Task objective:
Retype all of the entries word for word.

Collection entries
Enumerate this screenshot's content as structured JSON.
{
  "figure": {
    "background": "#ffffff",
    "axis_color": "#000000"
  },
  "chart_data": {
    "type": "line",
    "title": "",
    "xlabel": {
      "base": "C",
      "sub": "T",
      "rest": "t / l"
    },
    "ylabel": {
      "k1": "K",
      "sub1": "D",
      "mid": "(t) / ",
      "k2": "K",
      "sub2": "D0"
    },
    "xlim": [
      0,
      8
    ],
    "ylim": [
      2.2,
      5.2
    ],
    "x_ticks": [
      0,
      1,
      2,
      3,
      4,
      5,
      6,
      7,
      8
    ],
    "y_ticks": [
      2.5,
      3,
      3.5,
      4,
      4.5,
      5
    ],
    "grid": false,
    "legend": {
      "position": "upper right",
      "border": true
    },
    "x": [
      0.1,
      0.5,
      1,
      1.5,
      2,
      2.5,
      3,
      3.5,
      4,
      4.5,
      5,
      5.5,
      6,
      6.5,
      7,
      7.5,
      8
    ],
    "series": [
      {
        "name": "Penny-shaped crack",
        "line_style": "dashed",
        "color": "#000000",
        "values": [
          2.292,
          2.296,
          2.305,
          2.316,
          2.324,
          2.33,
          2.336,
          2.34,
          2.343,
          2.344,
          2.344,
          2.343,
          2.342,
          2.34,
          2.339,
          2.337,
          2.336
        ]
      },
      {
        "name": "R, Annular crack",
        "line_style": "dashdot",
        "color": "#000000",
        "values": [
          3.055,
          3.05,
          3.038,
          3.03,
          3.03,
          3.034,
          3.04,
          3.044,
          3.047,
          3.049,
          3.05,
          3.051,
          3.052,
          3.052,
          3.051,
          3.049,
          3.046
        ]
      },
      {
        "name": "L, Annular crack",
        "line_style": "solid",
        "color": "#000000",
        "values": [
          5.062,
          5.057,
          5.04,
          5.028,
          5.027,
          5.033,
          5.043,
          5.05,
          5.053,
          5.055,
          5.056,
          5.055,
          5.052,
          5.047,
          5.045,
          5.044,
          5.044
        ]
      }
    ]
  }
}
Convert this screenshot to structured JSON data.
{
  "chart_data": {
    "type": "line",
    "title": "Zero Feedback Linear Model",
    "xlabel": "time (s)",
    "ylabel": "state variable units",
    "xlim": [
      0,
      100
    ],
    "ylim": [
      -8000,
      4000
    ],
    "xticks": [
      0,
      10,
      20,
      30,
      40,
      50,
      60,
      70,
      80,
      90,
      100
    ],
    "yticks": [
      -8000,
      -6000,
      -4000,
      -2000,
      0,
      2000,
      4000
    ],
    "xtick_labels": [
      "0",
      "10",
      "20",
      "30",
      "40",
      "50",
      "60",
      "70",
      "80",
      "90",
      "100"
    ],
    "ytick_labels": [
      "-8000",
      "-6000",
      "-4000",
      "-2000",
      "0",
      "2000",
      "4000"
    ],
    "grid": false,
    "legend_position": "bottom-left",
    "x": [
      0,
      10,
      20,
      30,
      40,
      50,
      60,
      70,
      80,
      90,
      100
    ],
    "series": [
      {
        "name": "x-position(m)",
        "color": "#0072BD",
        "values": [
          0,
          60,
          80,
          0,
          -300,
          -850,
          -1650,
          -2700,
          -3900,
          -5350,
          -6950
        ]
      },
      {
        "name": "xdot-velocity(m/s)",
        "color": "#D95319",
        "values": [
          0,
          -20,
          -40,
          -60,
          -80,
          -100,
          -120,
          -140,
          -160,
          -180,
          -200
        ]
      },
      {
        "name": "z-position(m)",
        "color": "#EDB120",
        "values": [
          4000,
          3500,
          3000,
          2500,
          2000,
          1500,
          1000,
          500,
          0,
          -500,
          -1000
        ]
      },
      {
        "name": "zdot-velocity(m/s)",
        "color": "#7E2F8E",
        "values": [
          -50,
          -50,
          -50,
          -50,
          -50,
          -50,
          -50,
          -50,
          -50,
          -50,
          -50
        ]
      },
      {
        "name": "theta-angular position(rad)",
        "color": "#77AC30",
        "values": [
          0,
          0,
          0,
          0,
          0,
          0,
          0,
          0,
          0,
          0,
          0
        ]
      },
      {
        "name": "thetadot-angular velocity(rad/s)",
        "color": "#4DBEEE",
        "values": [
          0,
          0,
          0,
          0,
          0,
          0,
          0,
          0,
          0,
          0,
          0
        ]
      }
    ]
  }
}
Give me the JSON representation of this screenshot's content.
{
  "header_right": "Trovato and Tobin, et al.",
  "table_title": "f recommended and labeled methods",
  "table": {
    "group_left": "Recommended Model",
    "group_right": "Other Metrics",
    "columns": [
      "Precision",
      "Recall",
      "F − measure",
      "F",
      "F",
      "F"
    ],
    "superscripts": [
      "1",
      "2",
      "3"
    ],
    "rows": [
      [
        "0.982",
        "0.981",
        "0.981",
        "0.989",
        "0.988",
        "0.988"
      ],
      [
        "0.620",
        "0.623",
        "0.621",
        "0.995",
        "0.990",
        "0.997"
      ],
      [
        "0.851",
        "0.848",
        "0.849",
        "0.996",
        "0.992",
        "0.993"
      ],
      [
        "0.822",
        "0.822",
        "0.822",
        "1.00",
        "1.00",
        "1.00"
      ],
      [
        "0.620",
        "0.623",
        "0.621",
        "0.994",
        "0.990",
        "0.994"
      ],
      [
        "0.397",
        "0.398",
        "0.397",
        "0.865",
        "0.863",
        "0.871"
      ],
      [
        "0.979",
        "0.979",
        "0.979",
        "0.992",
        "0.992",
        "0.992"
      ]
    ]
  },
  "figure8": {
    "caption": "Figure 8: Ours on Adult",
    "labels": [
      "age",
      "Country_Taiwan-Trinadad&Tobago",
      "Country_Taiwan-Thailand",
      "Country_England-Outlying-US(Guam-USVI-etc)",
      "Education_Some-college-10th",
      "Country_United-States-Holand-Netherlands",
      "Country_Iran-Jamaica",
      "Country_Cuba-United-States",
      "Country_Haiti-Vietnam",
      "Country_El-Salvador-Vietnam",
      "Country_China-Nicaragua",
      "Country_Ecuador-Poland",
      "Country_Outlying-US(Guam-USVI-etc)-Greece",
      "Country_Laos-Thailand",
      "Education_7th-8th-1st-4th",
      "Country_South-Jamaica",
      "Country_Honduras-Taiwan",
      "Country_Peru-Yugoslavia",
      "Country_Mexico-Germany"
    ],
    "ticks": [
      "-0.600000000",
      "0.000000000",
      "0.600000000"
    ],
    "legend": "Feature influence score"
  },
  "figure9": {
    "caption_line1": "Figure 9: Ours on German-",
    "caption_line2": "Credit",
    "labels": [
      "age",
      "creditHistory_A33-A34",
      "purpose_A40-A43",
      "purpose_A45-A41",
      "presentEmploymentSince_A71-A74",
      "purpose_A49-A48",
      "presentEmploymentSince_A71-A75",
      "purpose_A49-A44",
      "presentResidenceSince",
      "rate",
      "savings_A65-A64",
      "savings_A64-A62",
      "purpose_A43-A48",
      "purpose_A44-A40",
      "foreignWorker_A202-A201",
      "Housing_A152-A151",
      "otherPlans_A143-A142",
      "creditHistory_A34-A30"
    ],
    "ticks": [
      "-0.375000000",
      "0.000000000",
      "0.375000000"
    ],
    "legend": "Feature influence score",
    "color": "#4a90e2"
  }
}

Result:
Enumerate this screenshot's content as structured JSON.
{
  "figure": {
    "background": "#ffffff",
    "axis_color": "#000000"
  },
  "chart_data": {
    "type": "line",
    "title": "",
    "xlabel": {
      "base": "C",
      "sub": "T",
      "rest": "t / l"
    },
    "ylabel": {
      "k1": "K",
      "sub1": "D",
      "mid": "(t) / ",
      "k2": "K",
      "sub2": "D0"
    },
    "xlim": [
      0,
      8
    ],
    "ylim": [
      2.2,
      5.2
    ],
    "x_ticks": [
      0,
      1,
      2,
      3,
      4,
      5,
      6,
      7,
      8
    ],
    "y_ticks": [
      2.5,
      3,
      3.5,
      4,
      4.5,
      5
    ],
    "grid": false,
    "legend": {
      "position": "upper right",
      "border": true
    },
    "x": [
      0.1,
      0.5,
      1,
      1.5,
      2,
      2.5,
      3,
      3.5,
      4,
      4.5,
      5,
      5.5,
      6,
      6.5,
      7,
      7.5,
      8
    ],
    "series": [
      {
        "name": "Penny-shaped crack",
        "line_style": "dashed",
        "color": "#000000",
        "values": [
          2.292,
          2.296,
          2.305,
          2.316,
          2.324,
          2.33,
          2.336,
          2.34,
          2.343,
          2.344,
          2.344,
          2.343,
          2.342,
          2.34,
          2.339,
          2.337,
          2.336
        ]
      },
      {
        "name": "R, Annular crack",
        "line_style": "dashdot",
        "color": "#000000",
        "values": [
          3.055,
          3.05,
          3.038,
          3.03,
          3.03,
          3.034,
          3.04,
          3.044,
          3.047,
          3.049,
          3.05,
          3.051,
          3.052,
          3.052,
          3.051,
          3.049,
          3.046
        ]
      },
      {
        "name": "L, Annular crack",
        "line_style": "solid",
        "color": "#000000",
        "values": [
          5.062,
          5.057,
          5.04,
          5.028,
          5.027,
          5.033,
          5.043,
          5.05,
          5.053,
          5.055,
          5.056,
          5.055,
          5.052,
          5.047,
          5.045,
          5.044,
          5.044
        ]
      }
    ]
  }
}
Convert this screenshot to structured JSON data.
{
  "chart_data": {
    "type": "line",
    "title": "Zero Feedback Linear Model",
    "xlabel": "time (s)",
    "ylabel": "state variable units",
    "xlim": [
      0,
      100
    ],
    "ylim": [
      -8000,
      4000
    ],
    "xticks": [
      0,
      10,
      20,
      30,
      40,
      50,
      60,
      70,
      80,
      90,
      100
    ],
    "yticks": [
      -8000,
      -6000,
      -4000,
      -2000,
      0,
      2000,
      4000
    ],
    "xtick_labels": [
      "0",
      "10",
      "20",
      "30",
      "40",
      "50",
      "60",
      "70",
      "80",
      "90",
      "100"
    ],
    "ytick_labels": [
      "-8000",
      "-6000",
      "-4000",
      "-2000",
      "0",
      "2000",
      "4000"
    ],
    "grid": false,
    "legend_position": "bottom-left",
    "x": [
      0,
      10,
      20,
      30,
      40,
      50,
      60,
      70,
      80,
      90,
      100
    ],
    "series": [
      {
        "name": "x-position(m)",
        "color": "#0072BD",
        "values": [
          0,
          60,
          80,
          0,
          -300,
          -850,
          -1650,
          -2700,
          -3900,
          -5350,
          -6950
        ]
      },
      {
        "name": "xdot-velocity(m/s)",
        "color": "#D95319",
        "values": [
          0,
          -20,
          -40,
          -60,
          -80,
          -100,
          -120,
          -140,
          -160,
          -180,
          -200
        ]
      },
      {
        "name": "z-position(m)",
        "color": "#EDB120",
        "values": [
          4000,
          3500,
          3000,
          2500,
          2000,
          1500,
          1000,
          500,
          0,
          -500,
          -1000
        ]
      },
      {
        "name": "zdot-velocity(m/s)",
        "color": "#7E2F8E",
        "values": [
          -50,
          -50,
          -50,
          -50,
          -50,
          -50,
          -50,
          -50,
          -50,
          -50,
          -50
        ]
      },
      {
        "name": "theta-angular position(rad)",
        "color": "#77AC30",
        "values": [
          0,
          0,
          0,
          0,
          0,
          0,
          0,
          0,
          0,
          0,
          0
        ]
      },
      {
        "name": "thetadot-angular velocity(rad/s)",
        "color": "#4DBEEE",
        "values": [
          0,
          0,
          0,
          0,
          0,
          0,
          0,
          0,
          0,
          0,
          0
        ]
      }
    ]
  }
}
Give me the JSON representation of this screenshot's content.
{
  "header_right": "Trovato and Tobin, et al.",
  "table_title": "f recommended and labeled methods",
  "table": {
    "group_left": "Recommended Model",
    "group_right": "Other Metrics",
    "columns": [
      "Precision",
      "Recall",
      "F − measure",
      "F",
      "F",
      "F"
    ],
    "superscripts": [
      "1",
      "2",
      "3"
    ],
    "rows": [
      [
        "0.982",
        "0.981",
        "0.981",
        "0.989",
        "0.988",
        "0.988"
      ],
      [
        "0.620",
        "0.623",
        "0.621",
        "0.995",
        "0.990",
        "0.997"
      ],
      [
        "0.851",
        "0.848",
        "0.849",
        "0.996",
        "0.992",
        "0.993"
      ],
      [
        "0.822",
        "0.822",
        "0.822",
        "1.00",
        "1.00",
        "1.00"
      ],
      [
        "0.620",
        "0.623",
        "0.621",
        "0.994",
        "0.990",
        "0.994"
      ],
      [
        "0.397",
        "0.398",
        "0.397",
        "0.865",
        "0.863",
        "0.871"
      ],
      [
        "0.979",
        "0.979",
        "0.979",
        "0.992",
        "0.992",
        "0.992"
      ]
    ]
  },
  "figure8": {
    "caption": "Figure 8: Ours on Adult",
    "labels": [
      "age",
      "Country_Taiwan-Trinadad&Tobago",
      "Country_Taiwan-Thailand",
      "Country_England-Outlying-US(Guam-USVI-etc)",
      "Education_Some-college-10th",
      "Country_United-States-Holand-Netherlands",
      "Country_Iran-Jamaica",
      "Country_Cuba-United-States",
      "Country_Haiti-Vietnam",
      "Country_El-Salvador-Vietnam",
      "Country_China-Nicaragua",
      "Country_Ecuador-Poland",
      "Country_Outlying-US(Guam-USVI-etc)-Greece",
      "Country_Laos-Thailand",
      "Education_7th-8th-1st-4th",
      "Country_South-Jamaica",
      "Country_Honduras-Taiwan",
      "Country_Peru-Yugoslavia",
      "Country_Mexico-Germany"
    ],
    "ticks": [
      "-0.600000000",
      "0.000000000",
      "0.600000000"
    ],
    "legend": "Feature influence score"
  },
  "figure9": {
    "caption_line1": "Figure 9: Ours on German-",
    "caption_line2": "Credit",
    "labels": [
      "age",
      "creditHistory_A33-A34",
      "purpose_A40-A43",
      "purpose_A45-A41",
      "presentEmploymentSince_A71-A74",
      "purpose_A49-A48",
      "presentEmploymentSince_A71-A75",
      "purpose_A49-A44",
      "presentResidenceSince",
      "rate",
      "savings_A65-A64",
      "savings_A64-A62",
      "purpose_A43-A48",
      "purpose_A44-A40",
      "foreignWorker_A202-A201",
      "Housing_A152-A151",
      "otherPlans_A143-A142",
      "creditHistory_A34-A30"
    ],
    "ticks": [
      "-0.375000000",
      "0.000000000",
      "0.375000000"
    ],
    "legend": "Feature influence score",
    "color": "#4a90e2"
  }
}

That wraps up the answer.